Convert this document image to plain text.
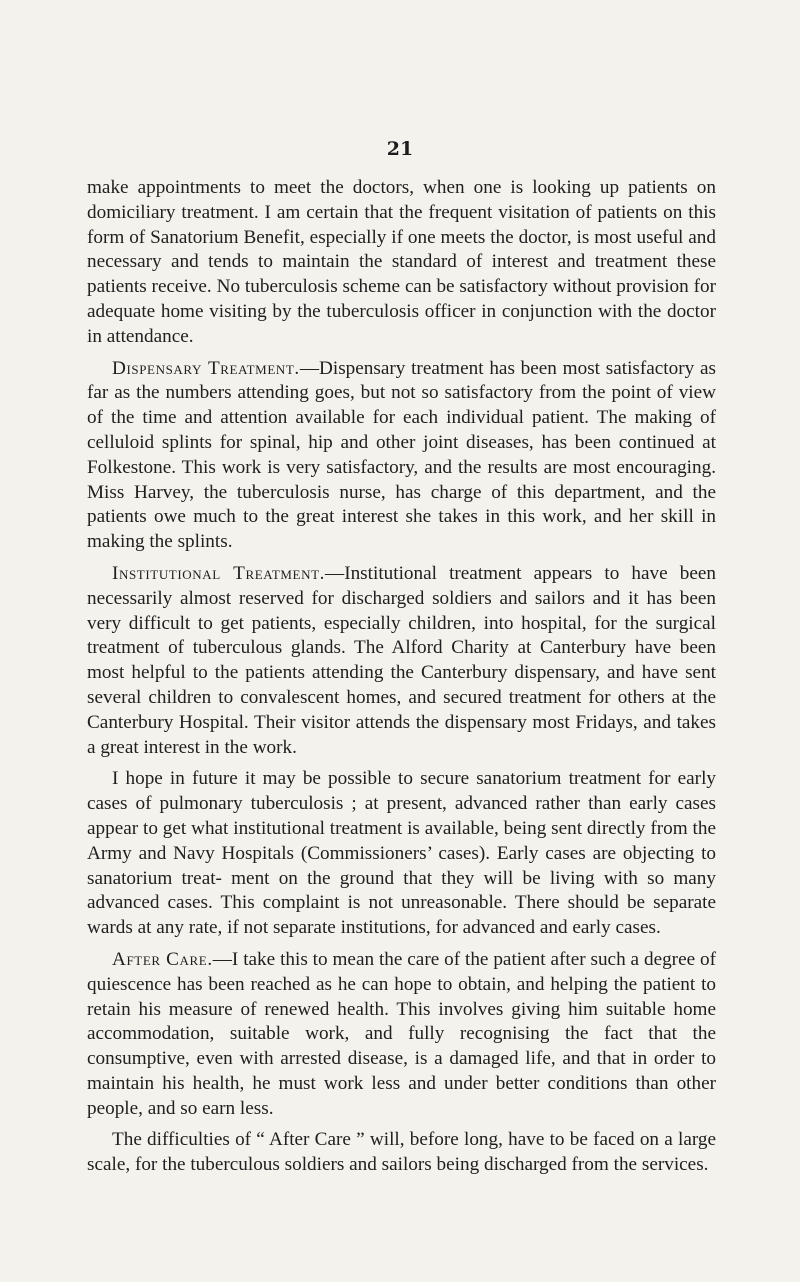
21

make appointments to meet the doctors, when one is looking up patients on domiciliary treatment. I am certain that the frequent visitation of patients on this form of Sanatorium Benefit, especially if one meets the doctor, is most useful and necessary and tends to maintain the standard of interest and treatment these patients receive. No tuberculosis scheme can be satisfactory without provision for adequate home visiting by the tuberculosis officer in conjunction with the doctor in attendance.

Dispensary Treatment.—Dispensary treatment has been most satisfactory as far as the numbers attending goes, but not so satisfactory from the point of view of the time and attention available for each individual patient. The making of celluloid splints for spinal, hip and other joint diseases, has been continued at Folkestone. This work is very satisfactory, and the results are most encouraging. Miss Harvey, the tuberculosis nurse, has charge of this department, and the patients owe much to the great interest she takes in this work, and her skill in making the splints.

Institutional Treatment.—Institutional treatment appears to have been necessarily almost reserved for discharged soldiers and sailors and it has been very difficult to get patients, especially children, into hospital, for the surgical treatment of tuberculous glands. The Alford Charity at Canterbury have been most helpful to the patients attending the Canterbury dispensary, and have sent several children to convalescent homes, and secured treatment for others at the Canterbury Hospital. Their visitor attends the dispensary most Fridays, and takes a great interest in the work.

I hope in future it may be possible to secure sanatorium treatment for early cases of pulmonary tuberculosis ; at present, advanced rather than early cases appear to get what institutional treatment is available, being sent directly from the Army and Navy Hospitals (Commissioners’ cases). Early cases are objecting to sanatorium treat- ment on the ground that they will be living with so many advanced cases. This complaint is not unreasonable. There should be separate wards at any rate, if not separate institutions, for advanced and early cases.

After Care.—I take this to mean the care of the patient after such a degree of quiescence has been reached as he can hope to obtain, and helping the patient to retain his measure of renewed health. This involves giving him suitable home accommodation, suitable work, and fully recognising the fact that the consumptive, even with arrested disease, is a damaged life, and that in order to maintain his health, he must work less and under better conditions than other people, and so earn less.

The difficulties of “ After Care ” will, before long, have to be faced on a large scale, for the tuberculous soldiers and sailors being discharged from the services.
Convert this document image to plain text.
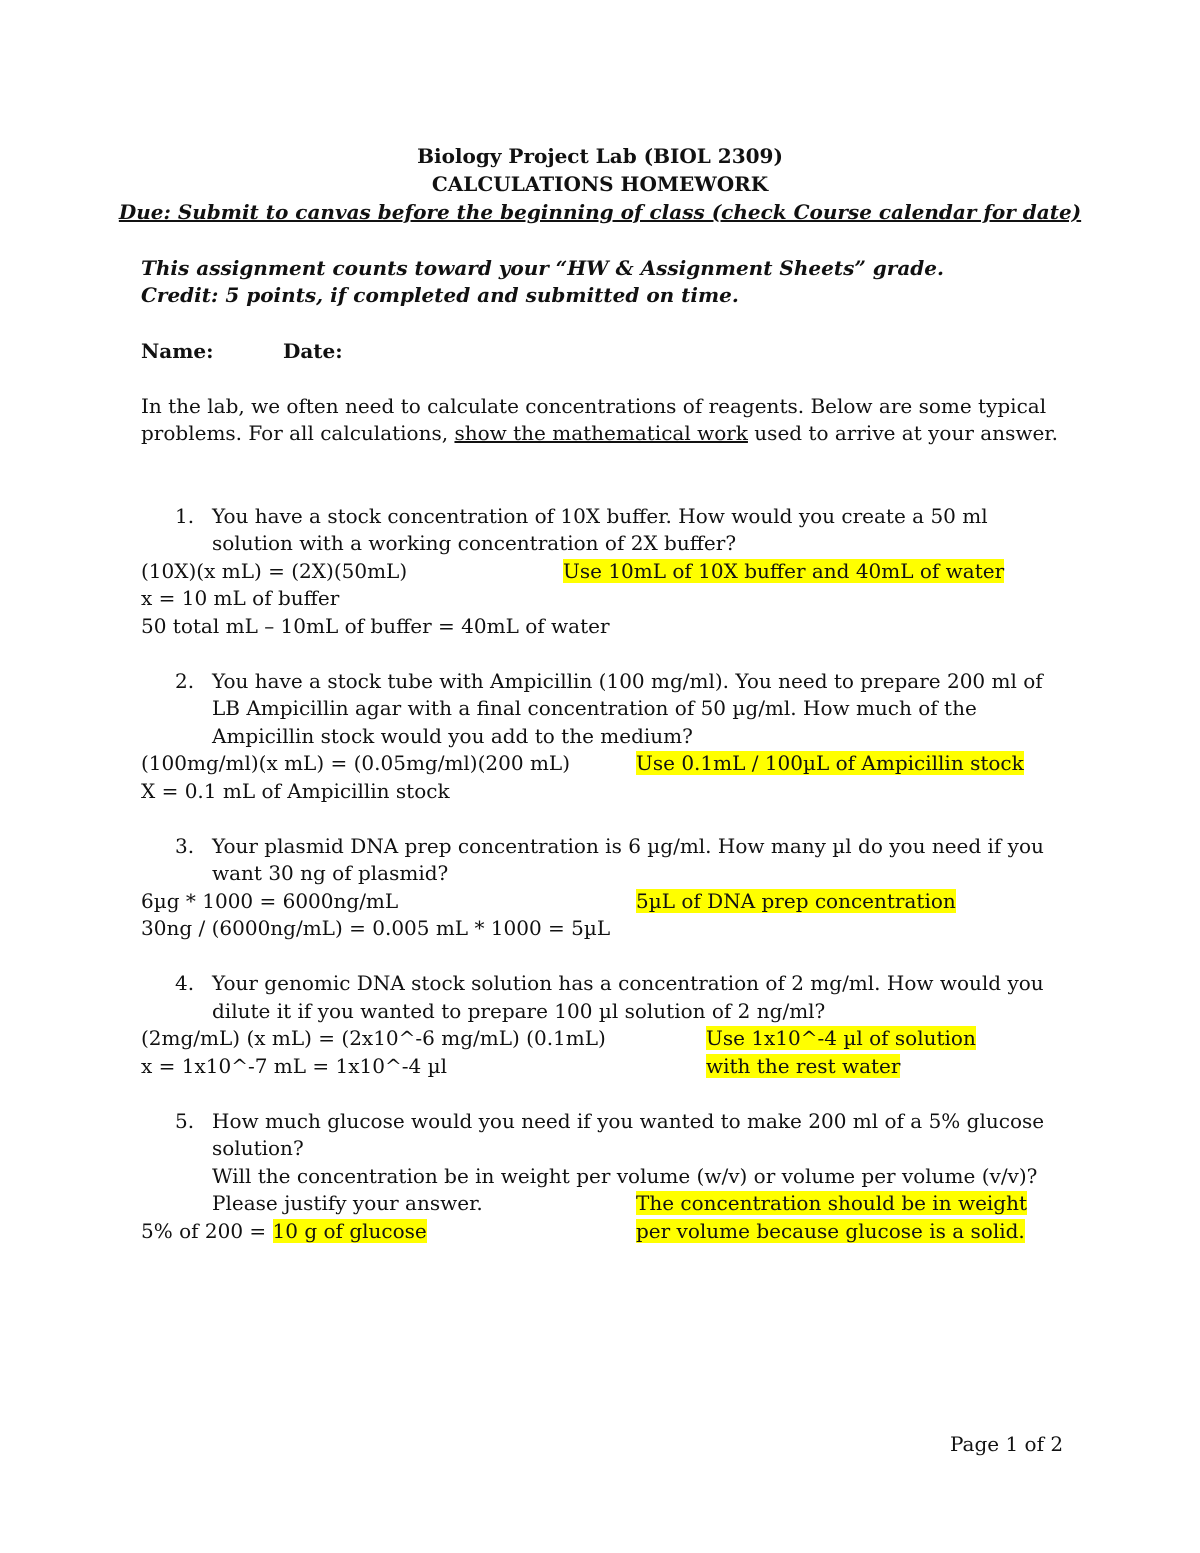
Biology Project Lab (BIOL 2309)
CALCULATIONS HOMEWORK
Due: Submit to canvas before the beginning of class (check Course calendar for date)
This assignment counts toward your “HW & Assignment Sheets” grade.
Credit: 5 points, if completed and submitted on time.
Name:	Date:
In the lab, we often need to calculate concentrations of reagents. Below are some typical
problems. For all calculations, show the mathematical work used to arrive at your answer.
1. You have a stock concentration of 10X buffer. How would you create a 50 ml
solution with a working concentration of 2X buffer?
(10X)(x mL) = (2X)(50mL)
x = 10 mL of buffer
50 total mL – 10mL of buffer = 40mL of water
Use 10mL of 10X buffer and 40mL of water
2. You have a stock tube with Ampicillin (100 mg/ml). You need to prepare 200 ml of
LB Ampicillin agar with a final concentration of 50 µg/ml. How much of the
Ampicillin stock would you add to the medium?
(100mg/ml)(x mL) = (0.05mg/ml)(200 mL)
X = 0.1 mL of Ampicillin stock
Use 0.1mL / 100µL of Ampicillin stock
3. Your plasmid DNA prep concentration is 6 µg/ml. How many µl do you need if you
want 30 ng of plasmid?
6µg * 1000 = 6000ng/mL
30ng / (6000ng/mL) = 0.005 mL * 1000 = 5µL
5µL of DNA prep concentration
4. Your genomic DNA stock solution has a concentration of 2 mg/ml. How would you
dilute it if you wanted to prepare 100 µl solution of 2 ng/ml?
(2mg/mL) (x mL) = (2x10^-6 mg/mL) (0.1mL)
x = 1x10^-7 mL = 1x10^-4 µl
Use 1x10^-4 µl of solution
with the rest water
5. How much glucose would you need if you wanted to make 200 ml of a 5% glucose
solution?
Will the concentration be in weight per volume (w/v) or volume per volume (v/v)?
Please justify your answer.
5% of 200 = 10 g of glucose
The concentration should be in weight
per volume because glucose is a solid.
Page 1 of 2
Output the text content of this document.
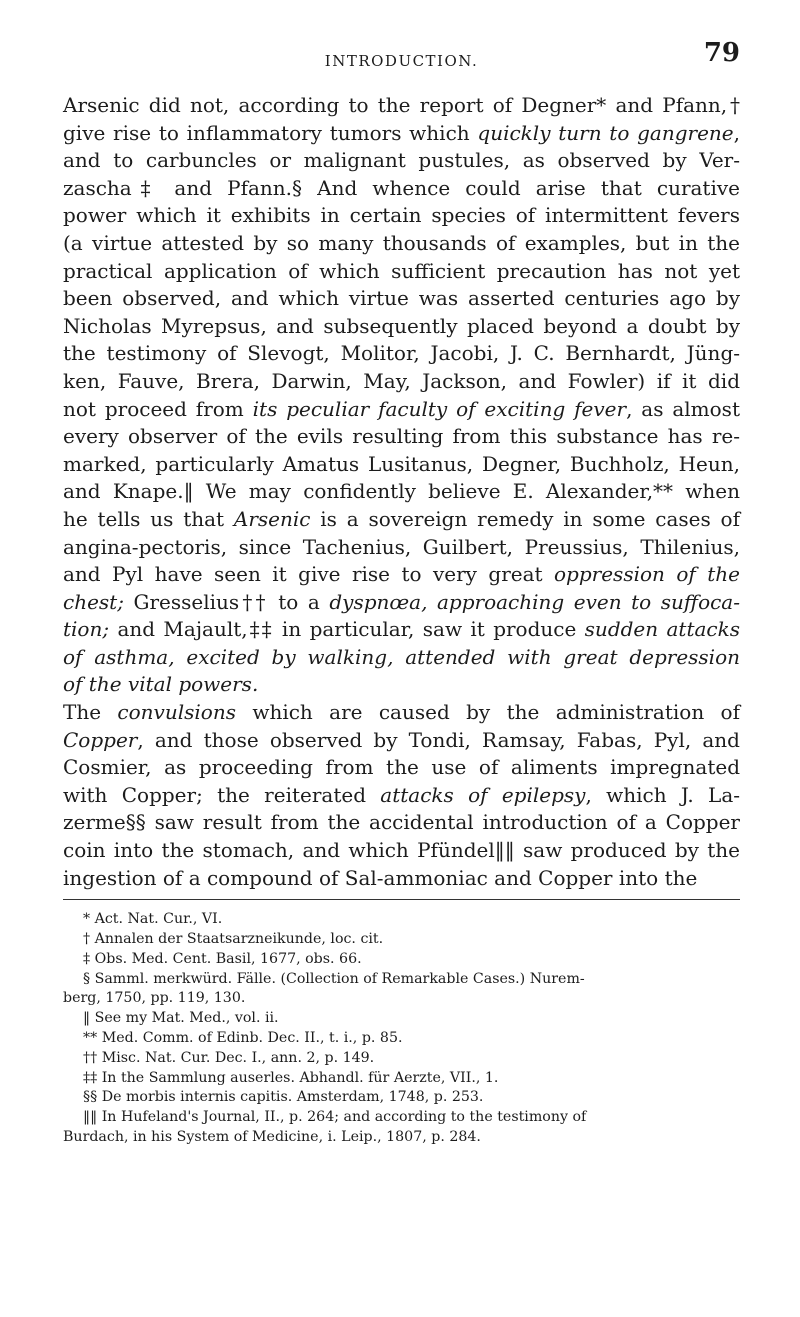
INTRODUCTION.	79
Arsenic did not, according to the report of Degner* and Pfann,†
give rise to inflammatory tumors which quickly turn to gangrene,
and to carbuncles or malignant pustules, as observed by Ver-
zascha‡ and Pfann.§ And whence could arise that curative
power which it exhibits in certain species of intermittent fevers
(a virtue attested by so many thousands of examples, but in the
practical application of which sufficient precaution has not yet
been observed, and which virtue was asserted centuries ago by
Nicholas Myrepsus, and subsequently placed beyond a doubt by
the testimony of Slevogt, Molitor, Jacobi, J. C. Bernhardt, Jüng-
ken, Fauve, Brera, Darwin, May, Jackson, and Fowler) if it did
not proceed from its peculiar faculty of exciting fever, as almost
every observer of the evils resulting from this substance has re-
marked, particularly Amatus Lusitanus, Degner, Buchholz, Heun,
and Knape.‖ We may confidently believe E. Alexander,** when
he tells us that Arsenic is a sovereign remedy in some cases of
angina-pectoris, since Tachenius, Guilbert, Preussius, Thilenius,
and Pyl have seen it give rise to very great oppression of the
chest; Gresselius†† to a dyspnœa, approaching even to suffoca-
tion; and Majault,‡‡ in particular, saw it produce sudden attacks
of asthma, excited by walking, attended with great depression
of the vital powers.
The convulsions which are caused by the administration of
Copper, and those observed by Tondi, Ramsay, Fabas, Pyl, and
Cosmier, as proceeding from the use of aliments impregnated
with Copper; the reiterated attacks of epilepsy, which J. La-
zerme§§ saw result from the accidental introduction of a Copper
coin into the stomach, and which Pfündel‖‖ saw produced by the
ingestion of a compound of Sal-ammoniac and Copper into the
* Act. Nat. Cur., VI.
† Annalen der Staatsarzneikunde, loc. cit.
‡ Obs. Med. Cent. Basil, 1677, obs. 66.
§ Samml. merkwürd. Fälle. (Collection of Remarkable Cases.) Nurem-
berg, 1750, pp. 119, 130.
‖ See my Mat. Med., vol. ii.
** Med. Comm. of Edinb. Dec. II., t. i., p. 85.
†† Misc. Nat. Cur. Dec. I., ann. 2, p. 149.
‡‡ In the Sammlung auserles. Abhandl. für Aerzte, VII., 1.
§§ De morbis internis capitis. Amsterdam, 1748, p. 253.
‖‖ In Hufeland's Journal, II., p. 264; and according to the testimony of
Burdach, in his System of Medicine, i. Leip., 1807, p. 284.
○ ○ ○ ○
> WORK TO COMPLETE:
Only the lines holding "need" are wanted, so copy each of them from the material.

> RESPONSE TO THIS TASK:
In the lab, we often need to calculate concentrations of reagents. Below are some typical
2. You have a stock tube with Ampicillin (100 mg/ml). You need to prepare 200 ml of
3. Your plasmid DNA prep concentration is 6 µg/ml. How many µl do you need if you
5. How much glucose would you need if you wanted to make 200 ml of a 5% glucose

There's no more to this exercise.